**ZIEL DER AUFGABE**
Führe den Text über Silja Graupes Kritik an der Marktsprache bei Samuelson/Nordhaus im Anschluss an seinen letzten Satz weiter.

**TEXTAUSZUG**
══════════════════════════════

Zunächst skizzieren Samuelson/Nordhaus den Markt als verlässliche Maschine: "Weil sie einen Ausgleich zwischen allen in der Wirtschaft wirkenden Kräften herstellen, bewirken die Märkte ein Gleichgewicht zwischen Angebot und Nachfrage." Dann heißt es - man beachte die Steigerung -, der Mark sei effizienter als der schnellste Supercomputer. Schließlich wird der Markt von einer Maschine zum aktiv handelnden Subjekt: "Und dabei, mitten in all diesem Trubel, lösen die Märkte selbsttätig die Probleme des Was, Wie und Für wen", schreiben Samuelson/Nordhaus.

All das - und darum geht es Silja Graupe - passiert allein auf der sprachlichen Ebene, Argumente dazu, wie Märkte funktionieren, werden erst gar nicht bemüht. Das aber sei fatal, denn schließlich würden hier angehende Ökonomen ausgebildet: "Es ist also in etwa so, als ob man angehenden Ingenieur_innen in ihren einführenden Lehrveranstaltungen erklärte, es säße ein deus ex machina in jeder Maschine und mehr müssten sie über dessen Funktionsweise nicht wissen", kritisiert Graupe.

══════════════════════════════

**EINTRÄGE**
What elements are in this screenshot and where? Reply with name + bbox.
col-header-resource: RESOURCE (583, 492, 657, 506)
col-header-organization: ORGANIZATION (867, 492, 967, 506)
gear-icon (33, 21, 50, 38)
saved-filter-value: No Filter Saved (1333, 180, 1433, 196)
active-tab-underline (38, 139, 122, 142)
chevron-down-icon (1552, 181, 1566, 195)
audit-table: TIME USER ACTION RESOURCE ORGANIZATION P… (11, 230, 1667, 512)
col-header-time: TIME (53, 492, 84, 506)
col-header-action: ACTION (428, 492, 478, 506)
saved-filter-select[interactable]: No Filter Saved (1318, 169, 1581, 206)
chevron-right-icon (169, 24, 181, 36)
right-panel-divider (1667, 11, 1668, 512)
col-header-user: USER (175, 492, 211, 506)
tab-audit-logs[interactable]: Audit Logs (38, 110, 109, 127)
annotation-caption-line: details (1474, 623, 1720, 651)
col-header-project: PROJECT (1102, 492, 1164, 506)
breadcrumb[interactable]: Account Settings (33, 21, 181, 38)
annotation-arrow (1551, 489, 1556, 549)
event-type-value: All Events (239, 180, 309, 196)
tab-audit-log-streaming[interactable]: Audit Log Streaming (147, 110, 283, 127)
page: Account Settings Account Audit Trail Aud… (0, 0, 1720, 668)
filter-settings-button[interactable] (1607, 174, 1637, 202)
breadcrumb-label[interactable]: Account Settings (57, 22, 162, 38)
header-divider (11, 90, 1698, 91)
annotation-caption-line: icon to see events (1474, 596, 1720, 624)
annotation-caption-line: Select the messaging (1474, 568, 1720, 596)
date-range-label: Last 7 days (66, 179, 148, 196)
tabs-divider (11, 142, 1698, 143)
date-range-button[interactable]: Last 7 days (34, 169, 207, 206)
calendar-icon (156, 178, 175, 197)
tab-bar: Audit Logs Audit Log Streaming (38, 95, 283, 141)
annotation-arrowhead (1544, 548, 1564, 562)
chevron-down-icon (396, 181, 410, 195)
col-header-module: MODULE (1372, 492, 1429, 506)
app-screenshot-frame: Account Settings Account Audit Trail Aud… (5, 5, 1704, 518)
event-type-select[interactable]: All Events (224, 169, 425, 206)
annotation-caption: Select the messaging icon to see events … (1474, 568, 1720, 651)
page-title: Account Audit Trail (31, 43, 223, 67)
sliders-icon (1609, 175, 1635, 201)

══════════════════════════════

**ANTWORT**
Schlimmer als Werbung

Ein beliebter Manipulationstrick ist das Weglassen. Kognitionswissenschaftler wissen: Was nicht gesagt wird, wird auch nicht gedacht. "Denn wo die Worte fehlen, da können auch die Gedanken nicht etabliert werden oder langfristig bestehen. Die Schaltkreise in unseren Gehirnen werden nicht angeworfen, sie verkümmern!", zitiert Graupe Elisabeth Wehling. Lehrbücher wie von Mankiw und Samuelson/Nordhaus verhinderten gezielt die "plurale Aktivierung und Stärkung unterschiedlicher Frames". Sie machten das, was man in der Beeinflussungsforschung "Propaganda of Silence" nenne. Einseitigkeit wird gefördert und Alternativen ausgeblendet.

Die Konsequenzen sind fatal: "Der Großteil der zu erlernenden (vermeintlich wissenschaftlichen) Erkenntnisleistung rutscht gleichsam ins Unbewusste ab:" Studierende würden nicht mehr befähigt, eigenständig reflektierte Entscheidungen zu fällen, sondern sie würden indoktriniert, ihnen würden "unkritisch tiefsitzende Glaubenssätze, Weltanschauungen und Werte" vermittelt.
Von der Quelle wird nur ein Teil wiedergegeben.